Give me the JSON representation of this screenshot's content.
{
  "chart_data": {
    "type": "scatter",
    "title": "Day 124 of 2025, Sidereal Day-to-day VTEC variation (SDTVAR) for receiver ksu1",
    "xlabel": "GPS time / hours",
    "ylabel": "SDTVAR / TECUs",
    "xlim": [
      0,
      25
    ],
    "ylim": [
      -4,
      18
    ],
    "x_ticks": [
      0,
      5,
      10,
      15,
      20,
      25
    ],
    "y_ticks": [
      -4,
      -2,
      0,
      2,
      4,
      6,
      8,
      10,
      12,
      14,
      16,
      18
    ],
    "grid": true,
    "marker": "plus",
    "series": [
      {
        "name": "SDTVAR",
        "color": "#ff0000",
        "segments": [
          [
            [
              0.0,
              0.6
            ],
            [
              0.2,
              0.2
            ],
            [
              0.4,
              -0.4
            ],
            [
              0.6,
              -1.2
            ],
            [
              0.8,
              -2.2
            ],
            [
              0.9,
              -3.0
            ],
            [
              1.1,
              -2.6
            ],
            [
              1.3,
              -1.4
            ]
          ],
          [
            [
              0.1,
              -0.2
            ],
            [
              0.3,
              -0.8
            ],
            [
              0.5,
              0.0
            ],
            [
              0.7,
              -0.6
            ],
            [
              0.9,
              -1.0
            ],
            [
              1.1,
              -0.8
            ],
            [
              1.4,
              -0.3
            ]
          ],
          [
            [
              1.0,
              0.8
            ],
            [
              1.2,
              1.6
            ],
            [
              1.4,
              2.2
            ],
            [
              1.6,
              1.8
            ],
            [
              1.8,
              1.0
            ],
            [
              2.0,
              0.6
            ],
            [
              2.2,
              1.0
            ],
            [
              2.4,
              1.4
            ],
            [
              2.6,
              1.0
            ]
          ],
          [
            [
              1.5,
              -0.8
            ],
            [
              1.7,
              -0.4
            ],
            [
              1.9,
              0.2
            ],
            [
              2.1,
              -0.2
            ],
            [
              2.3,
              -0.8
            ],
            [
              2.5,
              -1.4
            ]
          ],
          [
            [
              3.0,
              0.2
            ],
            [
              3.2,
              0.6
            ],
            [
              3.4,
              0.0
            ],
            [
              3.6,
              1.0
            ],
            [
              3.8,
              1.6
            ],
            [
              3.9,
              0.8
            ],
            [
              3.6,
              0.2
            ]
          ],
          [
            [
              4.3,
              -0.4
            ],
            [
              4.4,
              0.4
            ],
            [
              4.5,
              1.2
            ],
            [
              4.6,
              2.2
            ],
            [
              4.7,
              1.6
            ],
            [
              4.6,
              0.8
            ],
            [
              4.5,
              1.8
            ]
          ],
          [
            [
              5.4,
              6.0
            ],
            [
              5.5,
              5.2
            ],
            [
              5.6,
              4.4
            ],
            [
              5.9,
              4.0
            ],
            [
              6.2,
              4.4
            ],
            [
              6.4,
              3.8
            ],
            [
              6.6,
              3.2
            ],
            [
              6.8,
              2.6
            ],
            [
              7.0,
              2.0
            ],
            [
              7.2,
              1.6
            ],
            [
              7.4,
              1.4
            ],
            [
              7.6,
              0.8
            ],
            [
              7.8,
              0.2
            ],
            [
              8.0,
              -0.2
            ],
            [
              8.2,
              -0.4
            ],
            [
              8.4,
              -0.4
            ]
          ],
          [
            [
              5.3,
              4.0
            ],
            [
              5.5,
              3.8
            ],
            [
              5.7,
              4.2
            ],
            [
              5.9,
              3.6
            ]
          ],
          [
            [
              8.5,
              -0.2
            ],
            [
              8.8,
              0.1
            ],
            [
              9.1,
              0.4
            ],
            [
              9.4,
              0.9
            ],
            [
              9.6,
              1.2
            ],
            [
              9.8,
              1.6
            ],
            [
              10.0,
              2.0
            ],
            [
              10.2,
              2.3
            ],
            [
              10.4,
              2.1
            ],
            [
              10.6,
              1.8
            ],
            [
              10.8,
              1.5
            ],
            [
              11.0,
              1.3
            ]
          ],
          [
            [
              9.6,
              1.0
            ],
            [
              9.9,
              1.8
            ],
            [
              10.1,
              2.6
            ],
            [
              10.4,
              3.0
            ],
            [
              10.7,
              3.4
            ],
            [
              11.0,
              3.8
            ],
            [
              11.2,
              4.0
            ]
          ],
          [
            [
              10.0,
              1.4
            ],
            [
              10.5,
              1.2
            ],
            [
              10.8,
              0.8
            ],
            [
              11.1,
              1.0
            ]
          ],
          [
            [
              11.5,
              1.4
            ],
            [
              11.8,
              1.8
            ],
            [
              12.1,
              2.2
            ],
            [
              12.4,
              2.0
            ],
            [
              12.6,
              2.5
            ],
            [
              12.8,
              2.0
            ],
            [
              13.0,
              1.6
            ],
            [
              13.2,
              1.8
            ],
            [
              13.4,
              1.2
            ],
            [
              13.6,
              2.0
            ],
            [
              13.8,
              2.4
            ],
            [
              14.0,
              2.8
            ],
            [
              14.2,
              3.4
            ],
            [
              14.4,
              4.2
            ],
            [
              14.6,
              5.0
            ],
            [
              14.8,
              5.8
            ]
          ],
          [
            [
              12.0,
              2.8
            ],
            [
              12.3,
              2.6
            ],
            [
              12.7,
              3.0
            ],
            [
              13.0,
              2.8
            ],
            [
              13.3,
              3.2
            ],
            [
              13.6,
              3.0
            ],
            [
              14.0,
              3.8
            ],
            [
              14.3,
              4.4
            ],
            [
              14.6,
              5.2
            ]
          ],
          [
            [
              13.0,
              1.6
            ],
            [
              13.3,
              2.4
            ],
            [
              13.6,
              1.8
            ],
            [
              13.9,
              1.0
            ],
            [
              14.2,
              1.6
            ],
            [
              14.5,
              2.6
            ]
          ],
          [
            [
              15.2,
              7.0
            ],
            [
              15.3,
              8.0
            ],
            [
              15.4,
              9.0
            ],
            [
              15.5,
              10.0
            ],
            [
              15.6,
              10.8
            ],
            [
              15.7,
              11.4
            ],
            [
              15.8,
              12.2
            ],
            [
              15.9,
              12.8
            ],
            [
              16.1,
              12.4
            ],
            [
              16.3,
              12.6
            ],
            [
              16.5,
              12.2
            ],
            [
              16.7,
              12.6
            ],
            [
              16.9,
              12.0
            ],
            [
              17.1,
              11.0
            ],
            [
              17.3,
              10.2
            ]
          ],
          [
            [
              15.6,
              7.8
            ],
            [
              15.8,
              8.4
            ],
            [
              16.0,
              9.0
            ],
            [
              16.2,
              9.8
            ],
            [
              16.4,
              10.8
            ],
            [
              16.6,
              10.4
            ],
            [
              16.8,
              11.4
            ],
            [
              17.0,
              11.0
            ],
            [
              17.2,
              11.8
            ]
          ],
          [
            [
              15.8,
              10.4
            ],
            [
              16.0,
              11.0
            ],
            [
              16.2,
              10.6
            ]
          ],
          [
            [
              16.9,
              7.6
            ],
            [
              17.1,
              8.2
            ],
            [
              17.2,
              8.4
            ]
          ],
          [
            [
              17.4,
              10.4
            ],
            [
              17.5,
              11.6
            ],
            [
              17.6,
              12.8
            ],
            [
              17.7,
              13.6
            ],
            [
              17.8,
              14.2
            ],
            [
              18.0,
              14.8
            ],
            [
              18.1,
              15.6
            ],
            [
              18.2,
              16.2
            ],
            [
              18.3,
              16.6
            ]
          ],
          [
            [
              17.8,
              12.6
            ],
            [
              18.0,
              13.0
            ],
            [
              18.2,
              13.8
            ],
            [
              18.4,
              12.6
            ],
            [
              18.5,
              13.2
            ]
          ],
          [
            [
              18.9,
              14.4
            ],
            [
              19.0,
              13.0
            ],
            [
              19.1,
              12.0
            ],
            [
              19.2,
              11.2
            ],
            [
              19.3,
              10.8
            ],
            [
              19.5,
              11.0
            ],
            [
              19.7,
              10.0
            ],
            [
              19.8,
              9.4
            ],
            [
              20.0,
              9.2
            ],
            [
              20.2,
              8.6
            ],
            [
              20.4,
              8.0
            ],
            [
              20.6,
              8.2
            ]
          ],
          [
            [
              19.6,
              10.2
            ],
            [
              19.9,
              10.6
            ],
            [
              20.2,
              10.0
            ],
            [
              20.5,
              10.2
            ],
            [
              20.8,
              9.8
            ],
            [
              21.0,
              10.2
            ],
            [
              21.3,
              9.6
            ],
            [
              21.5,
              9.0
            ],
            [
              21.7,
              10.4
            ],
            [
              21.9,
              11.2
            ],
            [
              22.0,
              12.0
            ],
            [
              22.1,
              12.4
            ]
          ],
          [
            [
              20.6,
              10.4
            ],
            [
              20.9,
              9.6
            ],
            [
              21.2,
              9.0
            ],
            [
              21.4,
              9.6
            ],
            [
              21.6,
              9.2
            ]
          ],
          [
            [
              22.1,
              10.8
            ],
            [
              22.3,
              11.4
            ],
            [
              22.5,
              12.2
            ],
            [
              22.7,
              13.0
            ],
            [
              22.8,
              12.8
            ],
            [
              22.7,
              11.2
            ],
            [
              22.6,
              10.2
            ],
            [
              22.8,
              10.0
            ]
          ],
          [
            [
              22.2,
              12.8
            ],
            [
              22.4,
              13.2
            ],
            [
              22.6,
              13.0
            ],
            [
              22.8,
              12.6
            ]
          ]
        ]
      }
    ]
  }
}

- YOUR OBJECTIVE
Give back only a number, the number of lines where the string "SDTVAR" occurs.

- RESPONSE TO THE TASK
3